TEXTO PROPORCIONADO

########

El Gobierno argentino acordó con la administración de Donald Trump acelerar los trámites de compañías estadounidenses interesadas en invertir en litio, cobre y otros minerales críticos. El entendimiento también apunta a limitar la influencia china en el sector.
Argentina y Estados Unidos firmaron un acuerdo que incluye un capítulo específico sobre recursos mineros estratégicos. Allí, la gestión de Javier Milei se compromete a facilitar el desembarco de inversiones norteamericanas en proyectos vinculados a minerales críticos, considerados clave para la transición energética y la industria tecnológica.
El documento, difundido por Washington, señala que “Argentina se compromete a acelerar las solicitudes de proyectos elegibles a través del programa Régimen de Incentivos para Grandes Inversiones (RIGI)”. Sin embargo, hasta el momento no existen empresas con sede en Estados Unidos que hayan iniciado formalmente el trámite para adherirse al régimen.
Sí participan compañías con fuerte presencia en la bolsa de Nueva York, como las canadienses Lundin, Barrick, AbraSilver y McEwen; las australianas BHP, Galan Lithium y Rio Tinto; además del gigante suizo Glencore. También figuran firmas chinas como Xizang Zhufeng Resources y Gangfeng, cuya expansión en el sector preocupa a Washington.
En el acuerdo, Argentina expresa su intención de “dar prioridad a Estados Unidos como socio comercial y de inversión” en minerales críticos, por encima de “economías o empresas que manipulan el mercado”, una referencia que puede interpretarse como un mensaje directo hacia China.
La Casa Blanca lanzó esta semana un bloque comercial de minerales críticos para coordinar estándares y reducir la dependencia de la cadena de suministro china. Argentina se sumó a esa iniciativa, reforzando su alineamiento con la estrategia estadounidense en un sector cada vez más geopolítico.

########

[Entradas tomadas de un conjunto de datos]
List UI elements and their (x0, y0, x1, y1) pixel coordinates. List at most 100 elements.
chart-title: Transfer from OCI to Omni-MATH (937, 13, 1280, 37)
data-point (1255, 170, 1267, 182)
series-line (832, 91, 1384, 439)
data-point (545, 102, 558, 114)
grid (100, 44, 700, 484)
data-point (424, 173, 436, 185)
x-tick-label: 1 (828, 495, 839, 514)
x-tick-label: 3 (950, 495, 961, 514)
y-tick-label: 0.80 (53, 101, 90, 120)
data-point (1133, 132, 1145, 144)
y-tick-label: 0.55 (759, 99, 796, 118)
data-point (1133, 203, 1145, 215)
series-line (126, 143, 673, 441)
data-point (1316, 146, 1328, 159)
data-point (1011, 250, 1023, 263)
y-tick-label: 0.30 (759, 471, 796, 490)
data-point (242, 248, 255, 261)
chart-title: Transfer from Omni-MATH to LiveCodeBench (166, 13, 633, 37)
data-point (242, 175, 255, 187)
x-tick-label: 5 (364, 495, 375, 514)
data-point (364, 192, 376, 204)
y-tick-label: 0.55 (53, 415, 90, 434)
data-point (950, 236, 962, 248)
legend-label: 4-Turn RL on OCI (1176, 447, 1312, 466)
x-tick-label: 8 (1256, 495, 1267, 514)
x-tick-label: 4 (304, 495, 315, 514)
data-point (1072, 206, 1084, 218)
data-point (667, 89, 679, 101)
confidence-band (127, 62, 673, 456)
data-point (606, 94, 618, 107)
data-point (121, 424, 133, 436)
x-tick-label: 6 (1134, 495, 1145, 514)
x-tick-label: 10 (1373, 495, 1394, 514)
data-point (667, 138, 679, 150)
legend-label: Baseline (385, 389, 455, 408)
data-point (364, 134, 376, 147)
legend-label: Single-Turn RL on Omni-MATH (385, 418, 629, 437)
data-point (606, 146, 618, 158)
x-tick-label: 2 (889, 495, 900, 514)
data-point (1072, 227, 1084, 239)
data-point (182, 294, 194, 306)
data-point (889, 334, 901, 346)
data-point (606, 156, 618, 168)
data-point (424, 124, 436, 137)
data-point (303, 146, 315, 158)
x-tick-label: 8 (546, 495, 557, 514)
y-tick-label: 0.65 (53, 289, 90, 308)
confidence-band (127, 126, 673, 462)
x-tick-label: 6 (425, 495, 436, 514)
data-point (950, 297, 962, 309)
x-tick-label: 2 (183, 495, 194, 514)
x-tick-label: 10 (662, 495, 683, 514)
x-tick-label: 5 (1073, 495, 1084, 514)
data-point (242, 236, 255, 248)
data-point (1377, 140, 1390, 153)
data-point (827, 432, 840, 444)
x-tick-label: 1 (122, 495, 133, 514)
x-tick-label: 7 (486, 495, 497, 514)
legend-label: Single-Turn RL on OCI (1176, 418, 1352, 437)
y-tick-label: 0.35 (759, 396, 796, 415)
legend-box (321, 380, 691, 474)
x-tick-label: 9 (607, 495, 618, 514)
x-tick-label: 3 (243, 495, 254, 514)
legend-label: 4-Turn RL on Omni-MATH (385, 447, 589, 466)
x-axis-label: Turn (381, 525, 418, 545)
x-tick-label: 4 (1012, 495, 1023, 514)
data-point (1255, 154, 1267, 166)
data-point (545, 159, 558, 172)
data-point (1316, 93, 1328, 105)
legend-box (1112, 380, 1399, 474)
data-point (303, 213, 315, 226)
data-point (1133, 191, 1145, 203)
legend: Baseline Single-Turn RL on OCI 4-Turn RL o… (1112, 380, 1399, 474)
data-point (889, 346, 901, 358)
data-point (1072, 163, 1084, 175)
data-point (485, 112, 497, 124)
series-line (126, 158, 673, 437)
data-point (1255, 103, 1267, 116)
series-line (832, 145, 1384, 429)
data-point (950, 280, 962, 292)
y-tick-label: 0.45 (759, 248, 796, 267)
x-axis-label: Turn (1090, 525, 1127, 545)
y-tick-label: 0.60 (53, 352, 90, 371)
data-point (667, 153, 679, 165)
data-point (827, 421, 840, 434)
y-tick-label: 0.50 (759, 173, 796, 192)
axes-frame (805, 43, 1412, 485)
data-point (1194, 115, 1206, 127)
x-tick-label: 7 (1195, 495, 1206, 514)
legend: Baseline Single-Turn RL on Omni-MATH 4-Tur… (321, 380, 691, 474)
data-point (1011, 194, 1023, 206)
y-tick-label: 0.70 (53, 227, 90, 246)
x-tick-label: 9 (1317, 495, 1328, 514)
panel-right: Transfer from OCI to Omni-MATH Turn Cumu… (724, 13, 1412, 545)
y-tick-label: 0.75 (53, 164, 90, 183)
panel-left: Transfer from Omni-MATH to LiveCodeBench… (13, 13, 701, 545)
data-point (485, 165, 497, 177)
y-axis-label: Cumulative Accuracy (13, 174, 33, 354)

########

DESCRIPCIÓN DEL PROBLEMA
Actualiza el texto sobre el acuerdo minero desde "Sí participan compañías" hasta "preocupa a Washington." y escribe "grupo suizo" donde dice "gigante suizo".

SOLUCIÓN DEL PROBLEMA
Sí participan compañías con fuerte presencia en la bolsa de Nueva York, como las canadienses Lundin, Barrick, AbraSilver y McEwen; las australianas BHP, Galan Lithium y Rio Tinto; además del grupo suizo Glencore. También figuran firmas chinas como Xizang Zhufeng Resources y Gangfeng, cuya expansión en el sector preocupa a Washington.